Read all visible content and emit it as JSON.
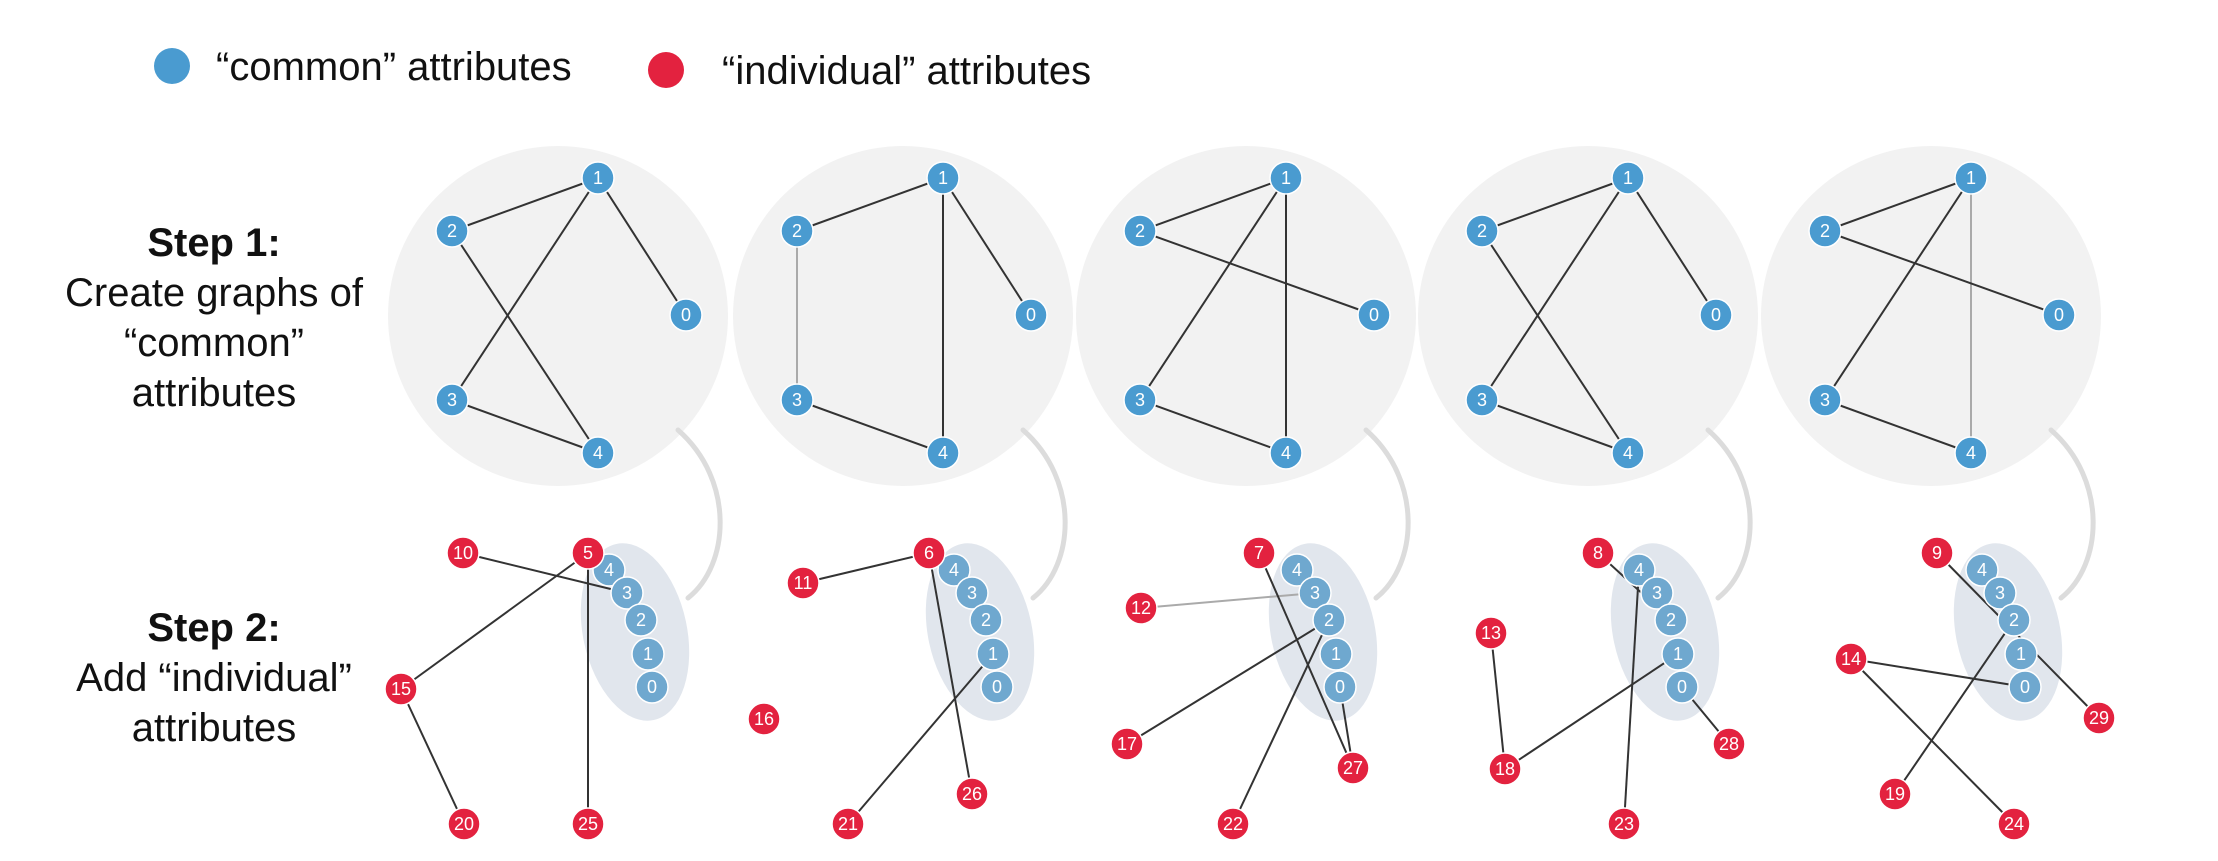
{
  "legend": {
    "common_label": "“common” attributes",
    "individual_label": "“individual” attributes",
    "common_color": "#4a9bd0",
    "individual_color": "#e3223f"
  },
  "steps": [
    {
      "title": "Step 1:",
      "lines": [
        "Create graphs of",
        "“common”",
        "attributes"
      ]
    },
    {
      "title": "Step 2:",
      "lines": [
        "Add “individual”",
        "attributes"
      ]
    }
  ],
  "colors": {
    "common_node": "#4a9bd0",
    "common_node_muted": "#6fa8cf",
    "individual_node": "#e3223f",
    "bubble": "#f2f2f2",
    "cluster": "#e1e6ed",
    "edge": "#333333",
    "edge_light": "#aaaaaa",
    "connector": "#dcdcdc"
  },
  "panels": [
    {
      "common_edges": [
        [
          "2",
          "1"
        ],
        [
          "1",
          "0"
        ],
        [
          "1",
          "3"
        ],
        [
          "2",
          "4"
        ],
        [
          "3",
          "4"
        ]
      ],
      "light_edges": [],
      "individual_nodes": [
        "10",
        "5",
        "15",
        "20",
        "25"
      ],
      "individual_edges": [
        [
          "10",
          "3"
        ],
        [
          "5",
          "15"
        ],
        [
          "15",
          "20"
        ],
        [
          "5",
          "25"
        ]
      ]
    },
    {
      "common_edges": [
        [
          "2",
          "1"
        ],
        [
          "1",
          "0"
        ],
        [
          "1",
          "4"
        ],
        [
          "3",
          "4"
        ]
      ],
      "light_edges": [
        [
          "2",
          "3"
        ]
      ],
      "individual_nodes": [
        "11",
        "6",
        "16",
        "21",
        "26"
      ],
      "individual_edges": [
        [
          "11",
          "6"
        ],
        [
          "6",
          "26"
        ],
        [
          "1",
          "21"
        ]
      ]
    },
    {
      "common_edges": [
        [
          "2",
          "1"
        ],
        [
          "2",
          "0"
        ],
        [
          "1",
          "3"
        ],
        [
          "1",
          "4"
        ],
        [
          "3",
          "4"
        ]
      ],
      "light_edges": [],
      "individual_nodes": [
        "7",
        "12",
        "17",
        "22",
        "27"
      ],
      "individual_edges": [
        [
          "7",
          "27"
        ],
        [
          "2",
          "17"
        ],
        [
          "2",
          "22"
        ],
        [
          "0",
          "27"
        ]
      ],
      "individual_light_edges": [
        [
          "12",
          "3"
        ]
      ]
    },
    {
      "common_edges": [
        [
          "2",
          "1"
        ],
        [
          "1",
          "0"
        ],
        [
          "1",
          "3"
        ],
        [
          "2",
          "4"
        ],
        [
          "3",
          "4"
        ]
      ],
      "light_edges": [],
      "individual_nodes": [
        "8",
        "13",
        "18",
        "23",
        "28"
      ],
      "individual_edges": [
        [
          "8",
          "2"
        ],
        [
          "13",
          "18"
        ],
        [
          "1",
          "18"
        ],
        [
          "4",
          "23"
        ],
        [
          "0",
          "28"
        ]
      ]
    },
    {
      "common_edges": [
        [
          "2",
          "1"
        ],
        [
          "2",
          "0"
        ],
        [
          "1",
          "3"
        ],
        [
          "3",
          "4"
        ]
      ],
      "light_edges": [
        [
          "1",
          "4"
        ]
      ],
      "individual_nodes": [
        "9",
        "14",
        "19",
        "24",
        "29"
      ],
      "individual_edges": [
        [
          "9",
          "29"
        ],
        [
          "14",
          "0"
        ],
        [
          "14",
          "24"
        ],
        [
          "2",
          "19"
        ]
      ]
    }
  ]
}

···

**The problem**: What count of lines in the listing contain the word "attributes"? Reply with the number only.

**Task result**: 4